Problem statement: Type out every line below exactly as it reads.

Data records:
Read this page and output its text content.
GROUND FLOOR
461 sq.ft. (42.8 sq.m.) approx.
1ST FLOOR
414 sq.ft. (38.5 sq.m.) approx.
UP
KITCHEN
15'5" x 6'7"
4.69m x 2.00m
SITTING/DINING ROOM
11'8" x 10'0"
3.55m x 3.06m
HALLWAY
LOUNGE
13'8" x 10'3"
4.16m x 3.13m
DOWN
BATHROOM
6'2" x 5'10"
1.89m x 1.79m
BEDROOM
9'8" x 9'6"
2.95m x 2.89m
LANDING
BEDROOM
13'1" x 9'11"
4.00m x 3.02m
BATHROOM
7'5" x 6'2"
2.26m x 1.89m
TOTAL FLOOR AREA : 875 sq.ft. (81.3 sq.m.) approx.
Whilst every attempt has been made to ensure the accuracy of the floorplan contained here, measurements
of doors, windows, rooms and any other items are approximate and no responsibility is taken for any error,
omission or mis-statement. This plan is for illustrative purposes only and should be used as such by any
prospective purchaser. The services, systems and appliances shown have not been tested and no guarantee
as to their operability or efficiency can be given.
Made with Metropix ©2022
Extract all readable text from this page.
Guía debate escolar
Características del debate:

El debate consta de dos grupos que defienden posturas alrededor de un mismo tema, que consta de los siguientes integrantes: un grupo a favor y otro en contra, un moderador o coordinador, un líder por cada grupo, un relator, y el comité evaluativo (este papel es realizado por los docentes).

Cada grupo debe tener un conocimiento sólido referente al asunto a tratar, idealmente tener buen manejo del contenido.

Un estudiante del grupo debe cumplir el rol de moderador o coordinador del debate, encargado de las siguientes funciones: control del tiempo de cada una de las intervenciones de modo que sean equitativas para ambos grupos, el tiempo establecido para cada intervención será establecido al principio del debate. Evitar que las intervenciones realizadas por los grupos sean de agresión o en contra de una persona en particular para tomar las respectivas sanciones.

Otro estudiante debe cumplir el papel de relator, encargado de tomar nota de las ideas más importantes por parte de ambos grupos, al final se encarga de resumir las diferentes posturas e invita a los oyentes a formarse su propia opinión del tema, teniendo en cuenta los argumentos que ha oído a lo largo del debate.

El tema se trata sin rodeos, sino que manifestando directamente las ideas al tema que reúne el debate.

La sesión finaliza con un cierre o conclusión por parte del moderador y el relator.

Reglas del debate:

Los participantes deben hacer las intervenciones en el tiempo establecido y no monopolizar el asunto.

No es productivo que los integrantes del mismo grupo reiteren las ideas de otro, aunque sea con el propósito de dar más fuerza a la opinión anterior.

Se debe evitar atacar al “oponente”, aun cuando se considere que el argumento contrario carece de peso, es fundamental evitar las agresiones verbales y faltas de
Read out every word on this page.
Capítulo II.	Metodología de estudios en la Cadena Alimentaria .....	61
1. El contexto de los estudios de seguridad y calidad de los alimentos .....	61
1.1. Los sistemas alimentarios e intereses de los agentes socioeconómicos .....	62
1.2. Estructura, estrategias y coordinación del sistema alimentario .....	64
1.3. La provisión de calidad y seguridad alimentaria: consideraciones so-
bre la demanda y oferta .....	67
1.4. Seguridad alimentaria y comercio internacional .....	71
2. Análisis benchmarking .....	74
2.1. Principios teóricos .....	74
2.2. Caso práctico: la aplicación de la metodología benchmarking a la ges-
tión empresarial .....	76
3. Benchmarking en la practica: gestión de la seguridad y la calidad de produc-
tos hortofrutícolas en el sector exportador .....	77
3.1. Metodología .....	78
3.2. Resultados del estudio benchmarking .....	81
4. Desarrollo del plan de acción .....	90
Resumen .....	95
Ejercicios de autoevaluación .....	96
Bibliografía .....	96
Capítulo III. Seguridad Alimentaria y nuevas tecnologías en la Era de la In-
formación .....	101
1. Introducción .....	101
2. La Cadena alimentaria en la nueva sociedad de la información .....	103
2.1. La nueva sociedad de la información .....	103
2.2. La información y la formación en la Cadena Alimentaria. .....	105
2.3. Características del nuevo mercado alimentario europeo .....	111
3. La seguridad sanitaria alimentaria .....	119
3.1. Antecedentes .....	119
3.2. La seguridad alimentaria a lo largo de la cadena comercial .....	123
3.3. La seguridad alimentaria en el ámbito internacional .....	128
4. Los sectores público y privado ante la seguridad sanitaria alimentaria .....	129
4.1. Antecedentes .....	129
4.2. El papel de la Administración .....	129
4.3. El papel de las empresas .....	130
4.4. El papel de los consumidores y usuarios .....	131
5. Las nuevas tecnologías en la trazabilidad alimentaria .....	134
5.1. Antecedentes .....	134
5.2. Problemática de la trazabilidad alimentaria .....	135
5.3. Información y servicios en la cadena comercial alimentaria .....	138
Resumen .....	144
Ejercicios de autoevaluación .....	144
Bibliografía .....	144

Response for this exercise:
Read this page and output its text content.
GROUND FLOOR
461 sq.ft. (42.8 sq.m.) approx.
1ST FLOOR
414 sq.ft. (38.5 sq.m.) approx.
UP
KITCHEN
15'5" x 6'7"
4.69m x 2.00m
SITTING/DINING ROOM
11'8" x 10'0"
3.55m x 3.06m
HALLWAY
LOUNGE
13'8" x 10'3"
4.16m x 3.13m
DOWN
BATHROOM
6'2" x 5'10"
1.89m x 1.79m
BEDROOM
9'8" x 9'6"
2.95m x 2.89m
LANDING
BEDROOM
13'1" x 9'11"
4.00m x 3.02m
BATHROOM
7'5" x 6'2"
2.26m x 1.89m
TOTAL FLOOR AREA : 875 sq.ft. (81.3 sq.m.) approx.
Whilst every attempt has been made to ensure the accuracy of the floorplan contained here, measurements
of doors, windows, rooms and any other items are approximate and no responsibility is taken for any error,
omission or mis-statement. This plan is for illustrative purposes only and should be used as such by any
prospective purchaser. The services, systems and appliances shown have not been tested and no guarantee
as to their operability or efficiency can be given.
Made with Metropix ©2022
Extract all readable text from this page.
Guía debate escolar
Características del debate:

El debate consta de dos grupos que defienden posturas alrededor de un mismo tema, que consta de los siguientes integrantes: un grupo a favor y otro en contra, un moderador o coordinador, un líder por cada grupo, un relator, y el comité evaluativo (este papel es realizado por los docentes).

Cada grupo debe tener un conocimiento sólido referente al asunto a tratar, idealmente tener buen manejo del contenido.

Un estudiante del grupo debe cumplir el rol de moderador o coordinador del debate, encargado de las siguientes funciones: control del tiempo de cada una de las intervenciones de modo que sean equitativas para ambos grupos, el tiempo establecido para cada intervención será establecido al principio del debate. Evitar que las intervenciones realizadas por los grupos sean de agresión o en contra de una persona en particular para tomar las respectivas sanciones.

Otro estudiante debe cumplir el papel de relator, encargado de tomar nota de las ideas más importantes por parte de ambos grupos, al final se encarga de resumir las diferentes posturas e invita a los oyentes a formarse su propia opinión del tema, teniendo en cuenta los argumentos que ha oído a lo largo del debate.

El tema se trata sin rodeos, sino que manifestando directamente las ideas al tema que reúne el debate.

La sesión finaliza con un cierre o conclusión por parte del moderador y el relator.

Reglas del debate:

Los participantes deben hacer las intervenciones en el tiempo establecido y no monopolizar el asunto.

No es productivo que los integrantes del mismo grupo reiteren las ideas de otro, aunque sea con el propósito de dar más fuerza a la opinión anterior.

Se debe evitar atacar al “oponente”, aun cuando se considere que el argumento contrario carece de peso, es fundamental evitar las agresiones verbales y faltas de
Read out every word on this page.
Capítulo II.	Metodología de estudios en la Cadena Alimentaria .....	61
1. El contexto de los estudios de seguridad y calidad de los alimentos .....	61
1.1. Los sistemas alimentarios e intereses de los agentes socioeconómicos .....	62
1.2. Estructura, estrategias y coordinación del sistema alimentario .....	64
1.3. La provisión de calidad y seguridad alimentaria: consideraciones so-
bre la demanda y oferta .....	67
1.4. Seguridad alimentaria y comercio internacional .....	71
2. Análisis benchmarking .....	74
2.1. Principios teóricos .....	74
2.2. Caso práctico: la aplicación de la metodología benchmarking a la ges-
tión empresarial .....	76
3. Benchmarking en la practica: gestión de la seguridad y la calidad de produc-
tos hortofrutícolas en el sector exportador .....	77
3.1. Metodología .....	78
3.2. Resultados del estudio benchmarking .....	81
4. Desarrollo del plan de acción .....	90
Resumen .....	95
Ejercicios de autoevaluación .....	96
Bibliografía .....	96
Capítulo III. Seguridad Alimentaria y nuevas tecnologías en la Era de la In-
formación .....	101
1. Introducción .....	101
2. La Cadena alimentaria en la nueva sociedad de la información .....	103
2.1. La nueva sociedad de la información .....	103
2.2. La información y la formación en la Cadena Alimentaria. .....	105
2.3. Características del nuevo mercado alimentario europeo .....	111
3. La seguridad sanitaria alimentaria .....	119
3.1. Antecedentes .....	119
3.2. La seguridad alimentaria a lo largo de la cadena comercial .....	123
3.3. La seguridad alimentaria en el ámbito internacional .....	128
4. Los sectores público y privado ante la seguridad sanitaria alimentaria .....	129
4.1. Antecedentes .....	129
4.2. El papel de la Administración .....	129
4.3. El papel de las empresas .....	130
4.4. El papel de los consumidores y usuarios .....	131
5. Las nuevas tecnologías en la trazabilidad alimentaria .....	134
5.1. Antecedentes .....	134
5.2. Problemática de la trazabilidad alimentaria .....	135
5.3. Información y servicios en la cadena comercial alimentaria .....	138
Resumen .....	144
Ejercicios de autoevaluación .....	144
Bibliografía .....	144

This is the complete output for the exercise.